## Exercise brief
Copy out all the records, word for word.

## Exercise input
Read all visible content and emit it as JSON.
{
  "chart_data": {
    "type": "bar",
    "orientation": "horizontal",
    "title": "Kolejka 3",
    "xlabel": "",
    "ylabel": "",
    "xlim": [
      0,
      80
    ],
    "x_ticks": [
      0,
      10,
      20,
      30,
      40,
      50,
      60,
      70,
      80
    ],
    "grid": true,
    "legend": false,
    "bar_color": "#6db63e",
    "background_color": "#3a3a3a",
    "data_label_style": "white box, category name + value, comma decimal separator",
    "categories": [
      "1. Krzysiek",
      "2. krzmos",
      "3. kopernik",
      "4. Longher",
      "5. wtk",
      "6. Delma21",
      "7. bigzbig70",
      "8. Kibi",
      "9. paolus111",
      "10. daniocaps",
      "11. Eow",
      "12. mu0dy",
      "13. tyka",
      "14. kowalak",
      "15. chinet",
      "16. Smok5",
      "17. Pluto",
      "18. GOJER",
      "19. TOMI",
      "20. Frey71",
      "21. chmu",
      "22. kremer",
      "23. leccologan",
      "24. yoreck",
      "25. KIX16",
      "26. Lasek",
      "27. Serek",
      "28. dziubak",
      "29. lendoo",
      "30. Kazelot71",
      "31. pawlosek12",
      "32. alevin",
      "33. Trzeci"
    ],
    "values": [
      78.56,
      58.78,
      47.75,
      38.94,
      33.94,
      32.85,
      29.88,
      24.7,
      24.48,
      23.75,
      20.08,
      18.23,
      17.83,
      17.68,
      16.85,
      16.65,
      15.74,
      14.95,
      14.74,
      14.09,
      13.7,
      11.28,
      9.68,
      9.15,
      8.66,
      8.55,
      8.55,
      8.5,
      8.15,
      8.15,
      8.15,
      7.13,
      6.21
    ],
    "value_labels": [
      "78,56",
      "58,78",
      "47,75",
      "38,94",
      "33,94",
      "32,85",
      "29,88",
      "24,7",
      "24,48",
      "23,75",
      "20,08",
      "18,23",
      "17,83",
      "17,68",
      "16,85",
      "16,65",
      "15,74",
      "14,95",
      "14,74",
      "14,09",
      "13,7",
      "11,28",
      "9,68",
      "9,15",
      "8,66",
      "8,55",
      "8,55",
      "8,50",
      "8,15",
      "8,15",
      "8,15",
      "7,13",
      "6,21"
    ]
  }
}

## Output for this task
Read all visible content and emit it as JSON.
{
  "chart_data": {
    "type": "bar",
    "orientation": "horizontal",
    "title": "Kolejka 3",
    "xlabel": "",
    "ylabel": "",
    "xlim": [
      0,
      80
    ],
    "x_ticks": [
      0,
      10,
      20,
      30,
      40,
      50,
      60,
      70,
      80
    ],
    "grid": true,
    "legend": false,
    "bar_color": "#6db63e",
    "background_color": "#3a3a3a",
    "data_label_style": "white box, category name + value, comma decimal separator",
    "categories": [
      "1. Krzysiek",
      "2. krzmos",
      "3. kopernik",
      "4. Longher",
      "5. wtk",
      "6. Delma21",
      "7. bigzbig70",
      "8. Kibi",
      "9. paolus111",
      "10. daniocaps",
      "11. Eow",
      "12. mu0dy",
      "13. tyka",
      "14. kowalak",
      "15. chinet",
      "16. Smok5",
      "17. Pluto",
      "18. GOJER",
      "19. TOMI",
      "20. Frey71",
      "21. chmu",
      "22. kremer",
      "23. leccologan",
      "24. yoreck",
      "25. KIX16",
      "26. Lasek",
      "27. Serek",
      "28. dziubak",
      "29. lendoo",
      "30. Kazelot71",
      "31. pawlosek12",
      "32. alevin",
      "33. Trzeci"
    ],
    "values": [
      78.56,
      58.78,
      47.75,
      38.94,
      33.94,
      32.85,
      29.88,
      24.7,
      24.48,
      23.75,
      20.08,
      18.23,
      17.83,
      17.68,
      16.85,
      16.65,
      15.74,
      14.95,
      14.74,
      14.09,
      13.7,
      11.28,
      9.68,
      9.15,
      8.66,
      8.55,
      8.55,
      8.5,
      8.15,
      8.15,
      8.15,
      7.13,
      6.21
    ],
    "value_labels": [
      "78,56",
      "58,78",
      "47,75",
      "38,94",
      "33,94",
      "32,85",
      "29,88",
      "24,7",
      "24,48",
      "23,75",
      "20,08",
      "18,23",
      "17,83",
      "17,68",
      "16,85",
      "16,65",
      "15,74",
      "14,95",
      "14,74",
      "14,09",
      "13,7",
      "11,28",
      "9,68",
      "9,15",
      "8,66",
      "8,55",
      "8,55",
      "8,50",
      "8,15",
      "8,15",
      "8,15",
      "7,13",
      "6,21"
    ]
  }
}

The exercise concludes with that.